Aim:
Quote the full listing word for word.

Working data:
--- --- ---
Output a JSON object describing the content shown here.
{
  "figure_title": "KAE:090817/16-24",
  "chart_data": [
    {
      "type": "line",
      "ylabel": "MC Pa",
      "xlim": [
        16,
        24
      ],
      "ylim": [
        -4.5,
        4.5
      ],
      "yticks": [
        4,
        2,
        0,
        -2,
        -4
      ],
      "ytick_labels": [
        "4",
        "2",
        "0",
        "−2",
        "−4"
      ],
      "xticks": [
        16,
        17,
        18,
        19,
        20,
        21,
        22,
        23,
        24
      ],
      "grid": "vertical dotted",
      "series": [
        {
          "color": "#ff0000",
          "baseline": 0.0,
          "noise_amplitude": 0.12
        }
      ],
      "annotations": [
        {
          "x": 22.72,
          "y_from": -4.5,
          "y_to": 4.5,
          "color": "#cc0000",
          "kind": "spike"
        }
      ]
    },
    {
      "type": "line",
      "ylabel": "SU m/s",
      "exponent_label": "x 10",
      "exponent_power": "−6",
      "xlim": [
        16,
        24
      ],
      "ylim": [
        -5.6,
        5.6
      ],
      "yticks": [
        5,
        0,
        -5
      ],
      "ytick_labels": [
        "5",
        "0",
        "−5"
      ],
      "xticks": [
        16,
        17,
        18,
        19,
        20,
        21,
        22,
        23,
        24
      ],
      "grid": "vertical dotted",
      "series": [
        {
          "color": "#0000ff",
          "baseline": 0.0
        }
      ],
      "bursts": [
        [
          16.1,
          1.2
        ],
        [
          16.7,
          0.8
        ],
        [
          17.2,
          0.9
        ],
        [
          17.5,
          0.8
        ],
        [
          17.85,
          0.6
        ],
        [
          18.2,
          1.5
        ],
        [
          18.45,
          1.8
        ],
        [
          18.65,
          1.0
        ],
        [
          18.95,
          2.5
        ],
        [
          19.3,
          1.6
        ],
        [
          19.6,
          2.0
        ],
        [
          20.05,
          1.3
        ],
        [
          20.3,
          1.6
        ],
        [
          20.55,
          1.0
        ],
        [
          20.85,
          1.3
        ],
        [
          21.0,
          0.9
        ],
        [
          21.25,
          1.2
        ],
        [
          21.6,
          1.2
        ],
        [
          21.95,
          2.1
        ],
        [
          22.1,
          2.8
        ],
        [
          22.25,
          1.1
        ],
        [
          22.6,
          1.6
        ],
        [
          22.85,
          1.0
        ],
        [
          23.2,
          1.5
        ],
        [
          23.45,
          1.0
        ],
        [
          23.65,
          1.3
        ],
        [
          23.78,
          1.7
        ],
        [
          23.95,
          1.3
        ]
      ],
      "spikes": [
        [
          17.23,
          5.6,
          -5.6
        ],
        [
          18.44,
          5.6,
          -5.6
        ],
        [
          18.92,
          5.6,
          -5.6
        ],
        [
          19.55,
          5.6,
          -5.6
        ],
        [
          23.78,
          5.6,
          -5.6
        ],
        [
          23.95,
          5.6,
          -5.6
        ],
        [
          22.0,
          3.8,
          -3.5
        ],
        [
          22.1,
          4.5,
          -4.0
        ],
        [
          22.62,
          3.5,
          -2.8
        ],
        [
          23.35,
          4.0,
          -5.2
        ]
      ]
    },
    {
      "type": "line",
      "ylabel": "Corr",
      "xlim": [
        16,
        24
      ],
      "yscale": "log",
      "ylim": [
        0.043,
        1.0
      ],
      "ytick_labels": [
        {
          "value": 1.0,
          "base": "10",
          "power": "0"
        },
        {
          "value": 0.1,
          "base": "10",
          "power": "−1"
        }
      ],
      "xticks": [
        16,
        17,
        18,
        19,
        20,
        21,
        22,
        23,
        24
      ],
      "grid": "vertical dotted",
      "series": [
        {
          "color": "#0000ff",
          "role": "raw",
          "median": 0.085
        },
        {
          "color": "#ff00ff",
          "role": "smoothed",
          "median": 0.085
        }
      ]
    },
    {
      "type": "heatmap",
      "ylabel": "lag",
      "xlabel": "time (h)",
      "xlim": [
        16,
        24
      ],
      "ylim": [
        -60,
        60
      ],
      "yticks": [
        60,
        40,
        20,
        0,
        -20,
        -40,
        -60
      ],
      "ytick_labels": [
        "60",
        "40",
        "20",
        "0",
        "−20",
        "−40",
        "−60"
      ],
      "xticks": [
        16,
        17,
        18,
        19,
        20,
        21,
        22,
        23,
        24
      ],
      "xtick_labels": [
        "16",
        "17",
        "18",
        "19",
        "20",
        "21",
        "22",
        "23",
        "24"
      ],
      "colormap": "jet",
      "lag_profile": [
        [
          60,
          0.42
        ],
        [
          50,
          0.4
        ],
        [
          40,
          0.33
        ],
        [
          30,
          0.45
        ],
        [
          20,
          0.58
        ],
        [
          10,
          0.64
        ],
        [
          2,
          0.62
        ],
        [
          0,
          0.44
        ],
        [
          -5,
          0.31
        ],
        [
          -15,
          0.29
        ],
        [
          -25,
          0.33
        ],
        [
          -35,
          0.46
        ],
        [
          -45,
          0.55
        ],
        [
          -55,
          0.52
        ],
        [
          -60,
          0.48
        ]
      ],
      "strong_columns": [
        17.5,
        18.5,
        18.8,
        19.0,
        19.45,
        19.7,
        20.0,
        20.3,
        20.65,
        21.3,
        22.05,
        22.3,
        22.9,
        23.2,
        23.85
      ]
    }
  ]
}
--- --- ---
Written solution:
Output a JSON object describing the content shown here.
{
  "figure_title": "KAE:090817/16-24",
  "chart_data": [
    {
      "type": "line",
      "ylabel": "MC Pa",
      "xlim": [
        16,
        24
      ],
      "ylim": [
        -4.5,
        4.5
      ],
      "yticks": [
        4,
        2,
        0,
        -2,
        -4
      ],
      "ytick_labels": [
        "4",
        "2",
        "0",
        "−2",
        "−4"
      ],
      "xticks": [
        16,
        17,
        18,
        19,
        20,
        21,
        22,
        23,
        24
      ],
      "grid": "vertical dotted",
      "series": [
        {
          "color": "#ff0000",
          "baseline": 0.0,
          "noise_amplitude": 0.12
        }
      ],
      "annotations": [
        {
          "x": 22.72,
          "y_from": -4.5,
          "y_to": 4.5,
          "color": "#cc0000",
          "kind": "spike"
        }
      ]
    },
    {
      "type": "line",
      "ylabel": "SU m/s",
      "exponent_label": "x 10",
      "exponent_power": "−6",
      "xlim": [
        16,
        24
      ],
      "ylim": [
        -5.6,
        5.6
      ],
      "yticks": [
        5,
        0,
        -5
      ],
      "ytick_labels": [
        "5",
        "0",
        "−5"
      ],
      "xticks": [
        16,
        17,
        18,
        19,
        20,
        21,
        22,
        23,
        24
      ],
      "grid": "vertical dotted",
      "series": [
        {
          "color": "#0000ff",
          "baseline": 0.0
        }
      ],
      "bursts": [
        [
          16.1,
          1.2
        ],
        [
          16.7,
          0.8
        ],
        [
          17.2,
          0.9
        ],
        [
          17.5,
          0.8
        ],
        [
          17.85,
          0.6
        ],
        [
          18.2,
          1.5
        ],
        [
          18.45,
          1.8
        ],
        [
          18.65,
          1.0
        ],
        [
          18.95,
          2.5
        ],
        [
          19.3,
          1.6
        ],
        [
          19.6,
          2.0
        ],
        [
          20.05,
          1.3
        ],
        [
          20.3,
          1.6
        ],
        [
          20.55,
          1.0
        ],
        [
          20.85,
          1.3
        ],
        [
          21.0,
          0.9
        ],
        [
          21.25,
          1.2
        ],
        [
          21.6,
          1.2
        ],
        [
          21.95,
          2.1
        ],
        [
          22.1,
          2.8
        ],
        [
          22.25,
          1.1
        ],
        [
          22.6,
          1.6
        ],
        [
          22.85,
          1.0
        ],
        [
          23.2,
          1.5
        ],
        [
          23.45,
          1.0
        ],
        [
          23.65,
          1.3
        ],
        [
          23.78,
          1.7
        ],
        [
          23.95,
          1.3
        ]
      ],
      "spikes": [
        [
          17.23,
          5.6,
          -5.6
        ],
        [
          18.44,
          5.6,
          -5.6
        ],
        [
          18.92,
          5.6,
          -5.6
        ],
        [
          19.55,
          5.6,
          -5.6
        ],
        [
          23.78,
          5.6,
          -5.6
        ],
        [
          23.95,
          5.6,
          -5.6
        ],
        [
          22.0,
          3.8,
          -3.5
        ],
        [
          22.1,
          4.5,
          -4.0
        ],
        [
          22.62,
          3.5,
          -2.8
        ],
        [
          23.35,
          4.0,
          -5.2
        ]
      ]
    },
    {
      "type": "line",
      "ylabel": "Corr",
      "xlim": [
        16,
        24
      ],
      "yscale": "log",
      "ylim": [
        0.043,
        1.0
      ],
      "ytick_labels": [
        {
          "value": 1.0,
          "base": "10",
          "power": "0"
        },
        {
          "value": 0.1,
          "base": "10",
          "power": "−1"
        }
      ],
      "xticks": [
        16,
        17,
        18,
        19,
        20,
        21,
        22,
        23,
        24
      ],
      "grid": "vertical dotted",
      "series": [
        {
          "color": "#0000ff",
          "role": "raw",
          "median": 0.085
        },
        {
          "color": "#ff00ff",
          "role": "smoothed",
          "median": 0.085
        }
      ]
    },
    {
      "type": "heatmap",
      "ylabel": "lag",
      "xlabel": "time (h)",
      "xlim": [
        16,
        24
      ],
      "ylim": [
        -60,
        60
      ],
      "yticks": [
        60,
        40,
        20,
        0,
        -20,
        -40,
        -60
      ],
      "ytick_labels": [
        "60",
        "40",
        "20",
        "0",
        "−20",
        "−40",
        "−60"
      ],
      "xticks": [
        16,
        17,
        18,
        19,
        20,
        21,
        22,
        23,
        24
      ],
      "xtick_labels": [
        "16",
        "17",
        "18",
        "19",
        "20",
        "21",
        "22",
        "23",
        "24"
      ],
      "colormap": "jet",
      "lag_profile": [
        [
          60,
          0.42
        ],
        [
          50,
          0.4
        ],
        [
          40,
          0.33
        ],
        [
          30,
          0.45
        ],
        [
          20,
          0.58
        ],
        [
          10,
          0.64
        ],
        [
          2,
          0.62
        ],
        [
          0,
          0.44
        ],
        [
          -5,
          0.31
        ],
        [
          -15,
          0.29
        ],
        [
          -25,
          0.33
        ],
        [
          -35,
          0.46
        ],
        [
          -45,
          0.55
        ],
        [
          -55,
          0.52
        ],
        [
          -60,
          0.48
        ]
      ],
      "strong_columns": [
        17.5,
        18.5,
        18.8,
        19.0,
        19.45,
        19.7,
        20.0,
        20.3,
        20.65,
        21.3,
        22.05,
        22.3,
        22.9,
        23.2,
        23.85
      ]
    }
  ]
}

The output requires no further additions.